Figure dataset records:

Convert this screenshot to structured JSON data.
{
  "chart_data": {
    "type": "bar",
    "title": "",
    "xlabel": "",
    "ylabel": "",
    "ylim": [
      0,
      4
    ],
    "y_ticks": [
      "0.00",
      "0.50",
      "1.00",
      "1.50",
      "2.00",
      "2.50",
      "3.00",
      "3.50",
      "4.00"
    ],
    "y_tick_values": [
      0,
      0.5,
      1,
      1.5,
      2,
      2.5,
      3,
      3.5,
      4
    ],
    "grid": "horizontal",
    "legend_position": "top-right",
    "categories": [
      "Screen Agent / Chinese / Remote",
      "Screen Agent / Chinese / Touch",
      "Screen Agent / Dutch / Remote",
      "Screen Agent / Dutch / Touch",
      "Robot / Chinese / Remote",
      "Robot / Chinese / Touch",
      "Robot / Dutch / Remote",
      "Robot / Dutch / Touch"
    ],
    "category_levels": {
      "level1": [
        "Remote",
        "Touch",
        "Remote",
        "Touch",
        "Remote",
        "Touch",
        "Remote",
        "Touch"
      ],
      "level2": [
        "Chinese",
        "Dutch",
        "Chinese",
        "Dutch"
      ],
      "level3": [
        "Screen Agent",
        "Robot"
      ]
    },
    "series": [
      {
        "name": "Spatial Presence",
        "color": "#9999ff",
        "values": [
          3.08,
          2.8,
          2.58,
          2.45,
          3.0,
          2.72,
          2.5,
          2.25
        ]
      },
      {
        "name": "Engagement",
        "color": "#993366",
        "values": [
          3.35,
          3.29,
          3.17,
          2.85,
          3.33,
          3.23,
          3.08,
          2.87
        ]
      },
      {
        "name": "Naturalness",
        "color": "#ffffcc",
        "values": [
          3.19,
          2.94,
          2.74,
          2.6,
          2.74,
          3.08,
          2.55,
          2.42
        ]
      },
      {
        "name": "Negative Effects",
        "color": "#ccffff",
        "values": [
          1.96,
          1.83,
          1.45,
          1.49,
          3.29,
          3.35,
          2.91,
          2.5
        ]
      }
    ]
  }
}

▸ What you need to do:
Quote the material exactly, leaving nothing out.

▸ Solution to this problem:
Convert this screenshot to structured JSON data.
{
  "chart_data": {
    "type": "bar",
    "title": "",
    "xlabel": "",
    "ylabel": "",
    "ylim": [
      0,
      4
    ],
    "y_ticks": [
      "0.00",
      "0.50",
      "1.00",
      "1.50",
      "2.00",
      "2.50",
      "3.00",
      "3.50",
      "4.00"
    ],
    "y_tick_values": [
      0,
      0.5,
      1,
      1.5,
      2,
      2.5,
      3,
      3.5,
      4
    ],
    "grid": "horizontal",
    "legend_position": "top-right",
    "categories": [
      "Screen Agent / Chinese / Remote",
      "Screen Agent / Chinese / Touch",
      "Screen Agent / Dutch / Remote",
      "Screen Agent / Dutch / Touch",
      "Robot / Chinese / Remote",
      "Robot / Chinese / Touch",
      "Robot / Dutch / Remote",
      "Robot / Dutch / Touch"
    ],
    "category_levels": {
      "level1": [
        "Remote",
        "Touch",
        "Remote",
        "Touch",
        "Remote",
        "Touch",
        "Remote",
        "Touch"
      ],
      "level2": [
        "Chinese",
        "Dutch",
        "Chinese",
        "Dutch"
      ],
      "level3": [
        "Screen Agent",
        "Robot"
      ]
    },
    "series": [
      {
        "name": "Spatial Presence",
        "color": "#9999ff",
        "values": [
          3.08,
          2.8,
          2.58,
          2.45,
          3.0,
          2.72,
          2.5,
          2.25
        ]
      },
      {
        "name": "Engagement",
        "color": "#993366",
        "values": [
          3.35,
          3.29,
          3.17,
          2.85,
          3.33,
          3.23,
          3.08,
          2.87
        ]
      },
      {
        "name": "Naturalness",
        "color": "#ffffcc",
        "values": [
          3.19,
          2.94,
          2.74,
          2.6,
          2.74,
          3.08,
          2.55,
          2.42
        ]
      },
      {
        "name": "Negative Effects",
        "color": "#ccffff",
        "values": [
          1.96,
          1.83,
          1.45,
          1.49,
          3.29,
          3.35,
          2.91,
          2.5
        ]
      }
    ]
  }
}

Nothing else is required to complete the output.